Repeat the entire listing exactly as written.

Input data ▸
:::

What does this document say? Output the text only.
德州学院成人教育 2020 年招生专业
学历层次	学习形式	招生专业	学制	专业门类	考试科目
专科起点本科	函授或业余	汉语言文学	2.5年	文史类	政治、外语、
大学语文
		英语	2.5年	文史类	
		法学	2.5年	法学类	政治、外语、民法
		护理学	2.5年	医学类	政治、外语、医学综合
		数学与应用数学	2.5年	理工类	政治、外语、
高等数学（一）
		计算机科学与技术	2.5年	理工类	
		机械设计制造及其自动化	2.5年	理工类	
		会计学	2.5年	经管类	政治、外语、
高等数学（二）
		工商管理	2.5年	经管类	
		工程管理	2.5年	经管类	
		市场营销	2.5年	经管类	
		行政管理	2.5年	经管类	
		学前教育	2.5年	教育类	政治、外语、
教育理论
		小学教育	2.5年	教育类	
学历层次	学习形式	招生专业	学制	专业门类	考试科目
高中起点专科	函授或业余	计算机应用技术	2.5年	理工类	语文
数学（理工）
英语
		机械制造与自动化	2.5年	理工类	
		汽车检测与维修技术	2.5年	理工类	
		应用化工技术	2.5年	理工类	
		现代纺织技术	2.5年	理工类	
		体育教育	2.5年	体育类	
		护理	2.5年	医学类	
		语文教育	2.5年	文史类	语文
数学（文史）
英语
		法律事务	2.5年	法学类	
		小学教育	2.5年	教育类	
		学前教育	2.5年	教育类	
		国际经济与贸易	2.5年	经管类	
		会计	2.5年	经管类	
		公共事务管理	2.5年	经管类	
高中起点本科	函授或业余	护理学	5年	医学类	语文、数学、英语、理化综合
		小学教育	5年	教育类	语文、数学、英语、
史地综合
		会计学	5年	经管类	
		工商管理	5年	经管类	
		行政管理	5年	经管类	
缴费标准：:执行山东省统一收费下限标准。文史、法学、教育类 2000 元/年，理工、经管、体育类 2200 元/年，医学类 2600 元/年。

:::

Written answer ▸
What does this document say? Output the text only.
德州学院成人教育 2020 年招生专业
学历层次	学习形式	招生专业	学制	专业门类	考试科目
专科起点本科	函授或业余	汉语言文学	2.5年	文史类	政治、外语、
大学语文
		英语	2.5年	文史类	
		法学	2.5年	法学类	政治、外语、民法
		护理学	2.5年	医学类	政治、外语、医学综合
		数学与应用数学	2.5年	理工类	政治、外语、
高等数学（一）
		计算机科学与技术	2.5年	理工类	
		机械设计制造及其自动化	2.5年	理工类	
		会计学	2.5年	经管类	政治、外语、
高等数学（二）
		工商管理	2.5年	经管类	
		工程管理	2.5年	经管类	
		市场营销	2.5年	经管类	
		行政管理	2.5年	经管类	
		学前教育	2.5年	教育类	政治、外语、
教育理论
		小学教育	2.5年	教育类	
学历层次	学习形式	招生专业	学制	专业门类	考试科目
高中起点专科	函授或业余	计算机应用技术	2.5年	理工类	语文
数学（理工）
英语
		机械制造与自动化	2.5年	理工类	
		汽车检测与维修技术	2.5年	理工类	
		应用化工技术	2.5年	理工类	
		现代纺织技术	2.5年	理工类	
		体育教育	2.5年	体育类	
		护理	2.5年	医学类	
		语文教育	2.5年	文史类	语文
数学（文史）
英语
		法律事务	2.5年	法学类	
		小学教育	2.5年	教育类	
		学前教育	2.5年	教育类	
		国际经济与贸易	2.5年	经管类	
		会计	2.5年	经管类	
		公共事务管理	2.5年	经管类	
高中起点本科	函授或业余	护理学	5年	医学类	语文、数学、英语、理化综合
		小学教育	5年	教育类	语文、数学、英语、
史地综合
		会计学	5年	经管类	
		工商管理	5年	经管类	
		行政管理	5年	经管类	
缴费标准：:执行山东省统一收费下限标准。文史、法学、教育类 2000 元/年，理工、经管、体育类 2200 元/年，医学类 2600 元/年。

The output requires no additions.